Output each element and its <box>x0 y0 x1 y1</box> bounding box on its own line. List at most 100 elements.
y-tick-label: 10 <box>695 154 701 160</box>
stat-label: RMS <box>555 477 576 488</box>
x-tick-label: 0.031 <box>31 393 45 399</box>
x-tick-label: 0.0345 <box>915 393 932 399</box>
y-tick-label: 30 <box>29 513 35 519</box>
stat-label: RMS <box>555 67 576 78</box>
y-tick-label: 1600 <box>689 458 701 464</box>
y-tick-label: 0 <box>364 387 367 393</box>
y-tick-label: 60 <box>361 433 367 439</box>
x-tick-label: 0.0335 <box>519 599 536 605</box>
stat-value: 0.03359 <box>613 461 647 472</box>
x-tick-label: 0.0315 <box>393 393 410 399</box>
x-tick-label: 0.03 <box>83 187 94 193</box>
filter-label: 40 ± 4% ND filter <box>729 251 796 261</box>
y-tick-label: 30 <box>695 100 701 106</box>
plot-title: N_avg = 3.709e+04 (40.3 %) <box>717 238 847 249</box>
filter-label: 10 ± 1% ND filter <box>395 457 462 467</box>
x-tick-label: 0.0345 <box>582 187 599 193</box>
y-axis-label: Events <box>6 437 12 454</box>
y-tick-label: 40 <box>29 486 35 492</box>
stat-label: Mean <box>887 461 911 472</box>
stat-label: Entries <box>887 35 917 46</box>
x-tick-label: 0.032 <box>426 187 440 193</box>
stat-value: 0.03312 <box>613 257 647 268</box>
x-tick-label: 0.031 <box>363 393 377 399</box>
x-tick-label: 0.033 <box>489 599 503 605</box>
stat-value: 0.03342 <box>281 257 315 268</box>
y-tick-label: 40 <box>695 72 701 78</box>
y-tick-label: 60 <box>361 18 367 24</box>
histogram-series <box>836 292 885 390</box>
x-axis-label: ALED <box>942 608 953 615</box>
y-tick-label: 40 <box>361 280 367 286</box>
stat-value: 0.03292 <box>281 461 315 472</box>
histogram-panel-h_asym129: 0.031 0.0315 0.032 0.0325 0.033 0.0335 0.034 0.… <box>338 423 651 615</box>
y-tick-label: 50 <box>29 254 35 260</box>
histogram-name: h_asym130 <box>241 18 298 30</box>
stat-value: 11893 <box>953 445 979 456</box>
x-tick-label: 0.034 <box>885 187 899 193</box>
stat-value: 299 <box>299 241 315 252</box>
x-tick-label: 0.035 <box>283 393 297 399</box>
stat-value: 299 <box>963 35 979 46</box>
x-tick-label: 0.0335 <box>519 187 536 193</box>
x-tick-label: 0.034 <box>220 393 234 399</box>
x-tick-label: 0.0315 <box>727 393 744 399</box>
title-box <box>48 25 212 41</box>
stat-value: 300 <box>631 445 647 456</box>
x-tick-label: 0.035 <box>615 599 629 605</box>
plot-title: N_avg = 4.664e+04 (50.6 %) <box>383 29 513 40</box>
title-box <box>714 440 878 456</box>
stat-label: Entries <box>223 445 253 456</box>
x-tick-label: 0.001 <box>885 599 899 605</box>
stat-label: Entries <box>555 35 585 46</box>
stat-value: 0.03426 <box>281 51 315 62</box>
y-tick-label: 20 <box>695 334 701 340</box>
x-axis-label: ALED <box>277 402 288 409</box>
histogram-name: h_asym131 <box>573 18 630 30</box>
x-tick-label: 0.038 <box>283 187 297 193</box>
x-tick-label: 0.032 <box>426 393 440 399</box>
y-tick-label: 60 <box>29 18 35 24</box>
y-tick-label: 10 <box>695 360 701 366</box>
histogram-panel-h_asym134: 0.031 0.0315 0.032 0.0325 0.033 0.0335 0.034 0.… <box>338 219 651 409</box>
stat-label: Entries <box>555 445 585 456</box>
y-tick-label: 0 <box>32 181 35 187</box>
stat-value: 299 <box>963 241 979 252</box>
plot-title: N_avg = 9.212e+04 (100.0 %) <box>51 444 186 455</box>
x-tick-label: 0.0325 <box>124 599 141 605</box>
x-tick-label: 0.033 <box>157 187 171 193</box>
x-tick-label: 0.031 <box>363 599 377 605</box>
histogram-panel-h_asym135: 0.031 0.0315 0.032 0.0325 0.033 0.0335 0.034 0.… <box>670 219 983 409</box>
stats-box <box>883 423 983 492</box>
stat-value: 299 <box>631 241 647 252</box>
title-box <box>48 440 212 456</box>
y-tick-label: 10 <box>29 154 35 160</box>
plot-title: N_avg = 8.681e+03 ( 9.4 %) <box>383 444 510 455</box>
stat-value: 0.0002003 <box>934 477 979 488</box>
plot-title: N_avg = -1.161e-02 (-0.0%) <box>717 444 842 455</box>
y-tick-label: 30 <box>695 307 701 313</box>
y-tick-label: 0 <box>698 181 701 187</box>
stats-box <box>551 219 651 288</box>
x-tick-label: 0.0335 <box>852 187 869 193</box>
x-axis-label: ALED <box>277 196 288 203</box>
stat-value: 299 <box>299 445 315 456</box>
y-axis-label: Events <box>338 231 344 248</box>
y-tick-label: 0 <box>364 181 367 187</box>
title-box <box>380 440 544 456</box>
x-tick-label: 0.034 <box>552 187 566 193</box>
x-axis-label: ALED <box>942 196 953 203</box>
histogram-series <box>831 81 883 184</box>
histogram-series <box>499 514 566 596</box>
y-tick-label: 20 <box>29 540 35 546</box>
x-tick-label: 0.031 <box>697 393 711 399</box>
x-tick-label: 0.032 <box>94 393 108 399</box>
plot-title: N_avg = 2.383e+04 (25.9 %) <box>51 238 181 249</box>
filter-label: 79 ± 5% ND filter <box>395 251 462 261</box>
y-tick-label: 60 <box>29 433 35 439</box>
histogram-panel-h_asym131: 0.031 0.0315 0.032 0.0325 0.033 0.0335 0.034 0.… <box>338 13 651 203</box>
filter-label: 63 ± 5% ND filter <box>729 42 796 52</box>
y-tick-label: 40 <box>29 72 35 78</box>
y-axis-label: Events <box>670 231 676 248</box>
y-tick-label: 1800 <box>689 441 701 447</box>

- [WHAT THE EXERCISE ASKS]:
Copy the entries above verbatim.

- [TASK RESPONSE]:
Output each element and its <box>x0 y0 x1 y1</box> bounding box on its own line. List at most 100 elements.
y-tick-label: 10 <box>695 154 701 160</box>
stat-label: RMS <box>555 477 576 488</box>
x-tick-label: 0.031 <box>31 393 45 399</box>
x-tick-label: 0.0345 <box>915 393 932 399</box>
y-tick-label: 30 <box>29 513 35 519</box>
stat-label: RMS <box>555 67 576 78</box>
y-tick-label: 1600 <box>689 458 701 464</box>
y-tick-label: 0 <box>364 387 367 393</box>
y-tick-label: 60 <box>361 433 367 439</box>
x-tick-label: 0.0335 <box>519 599 536 605</box>
stat-value: 0.03359 <box>613 461 647 472</box>
x-tick-label: 0.0315 <box>393 393 410 399</box>
x-tick-label: 0.03 <box>83 187 94 193</box>
filter-label: 40 ± 4% ND filter <box>729 251 796 261</box>
y-tick-label: 30 <box>695 100 701 106</box>
plot-title: N_avg = 3.709e+04 (40.3 %) <box>717 238 847 249</box>
filter-label: 10 ± 1% ND filter <box>395 457 462 467</box>
x-tick-label: 0.0345 <box>582 187 599 193</box>
y-axis-label: Events <box>6 437 12 454</box>
y-tick-label: 40 <box>29 486 35 492</box>
stat-label: Mean <box>887 461 911 472</box>
stat-label: Entries <box>887 35 917 46</box>
x-tick-label: 0.032 <box>426 187 440 193</box>
stat-value: 0.03312 <box>613 257 647 268</box>
x-tick-label: 0.031 <box>363 393 377 399</box>
x-tick-label: 0.033 <box>489 599 503 605</box>
stat-value: 0.03342 <box>281 257 315 268</box>
y-tick-label: 40 <box>695 72 701 78</box>
y-tick-label: 60 <box>361 18 367 24</box>
histogram-series <box>836 292 885 390</box>
x-axis-label: ALED <box>942 608 953 615</box>
y-tick-label: 40 <box>361 280 367 286</box>
stat-value: 0.03292 <box>281 461 315 472</box>
histogram-panel-h_asym129: 0.031 0.0315 0.032 0.0325 0.033 0.0335 0.034 0.… <box>338 423 651 615</box>
y-tick-label: 50 <box>29 254 35 260</box>
histogram-name: h_asym130 <box>241 18 298 30</box>
stat-value: 11893 <box>953 445 979 456</box>
x-tick-label: 0.034 <box>885 187 899 193</box>
stat-value: 299 <box>299 241 315 252</box>
x-tick-label: 0.035 <box>283 393 297 399</box>
stat-value: 299 <box>963 35 979 46</box>
x-tick-label: 0.0335 <box>519 187 536 193</box>
x-tick-label: 0.034 <box>220 393 234 399</box>
x-tick-label: 0.0315 <box>727 393 744 399</box>
title-box <box>48 25 212 41</box>
stat-value: 300 <box>631 445 647 456</box>
x-tick-label: 0.035 <box>615 599 629 605</box>
plot-title: N_avg = 4.664e+04 (50.6 %) <box>383 29 513 40</box>
title-box <box>714 440 878 456</box>
stat-label: Entries <box>223 445 253 456</box>
x-tick-label: 0.001 <box>885 599 899 605</box>
stat-label: Entries <box>555 35 585 46</box>
stat-value: 0.03426 <box>281 51 315 62</box>
y-tick-label: 20 <box>695 334 701 340</box>
x-axis-label: ALED <box>277 402 288 409</box>
histogram-name: h_asym131 <box>573 18 630 30</box>
x-tick-label: 0.038 <box>283 187 297 193</box>
x-tick-label: 0.032 <box>426 393 440 399</box>
y-tick-label: 60 <box>29 18 35 24</box>
y-tick-label: 10 <box>695 360 701 366</box>
histogram-panel-h_asym134: 0.031 0.0315 0.032 0.0325 0.033 0.0335 0.034 0.… <box>338 219 651 409</box>
stat-label: Entries <box>555 445 585 456</box>
y-tick-label: 0 <box>32 181 35 187</box>
stat-value: 299 <box>963 241 979 252</box>
plot-title: N_avg = 9.212e+04 (100.0 %) <box>51 444 186 455</box>
x-tick-label: 0.0325 <box>124 599 141 605</box>
x-tick-label: 0.033 <box>157 187 171 193</box>
x-tick-label: 0.031 <box>363 599 377 605</box>
histogram-panel-h_asym135: 0.031 0.0315 0.032 0.0325 0.033 0.0335 0.034 0.… <box>670 219 983 409</box>
stats-box <box>883 423 983 492</box>
stat-value: 299 <box>631 241 647 252</box>
title-box <box>48 440 212 456</box>
y-tick-label: 10 <box>29 154 35 160</box>
plot-title: N_avg = 8.681e+03 ( 9.4 %) <box>383 444 510 455</box>
stat-value: 0.0002003 <box>934 477 979 488</box>
plot-title: N_avg = -1.161e-02 (-0.0%) <box>717 444 842 455</box>
y-tick-label: 30 <box>695 307 701 313</box>
y-tick-label: 0 <box>698 181 701 187</box>
stats-box <box>551 219 651 288</box>
x-tick-label: 0.0335 <box>852 187 869 193</box>
x-axis-label: ALED <box>277 196 288 203</box>
stat-value: 299 <box>299 445 315 456</box>
y-axis-label: Events <box>338 231 344 248</box>
y-tick-label: 0 <box>364 181 367 187</box>
title-box <box>380 440 544 456</box>
x-tick-label: 0.034 <box>552 187 566 193</box>
x-axis-label: ALED <box>942 196 953 203</box>
histogram-series <box>831 81 883 184</box>
histogram-series <box>499 514 566 596</box>
y-tick-label: 20 <box>29 540 35 546</box>
x-tick-label: 0.031 <box>697 393 711 399</box>
x-tick-label: 0.032 <box>94 393 108 399</box>
plot-title: N_avg = 2.383e+04 (25.9 %) <box>51 238 181 249</box>
filter-label: 79 ± 5% ND filter <box>395 251 462 261</box>
y-tick-label: 60 <box>29 433 35 439</box>
histogram-panel-h_asym131: 0.031 0.0315 0.032 0.0325 0.033 0.0335 0.034 0.… <box>338 13 651 203</box>
filter-label: 63 ± 5% ND filter <box>729 42 796 52</box>
y-tick-label: 40 <box>29 72 35 78</box>
y-axis-label: Events <box>670 231 676 248</box>
y-tick-label: 1800 <box>689 441 701 447</box>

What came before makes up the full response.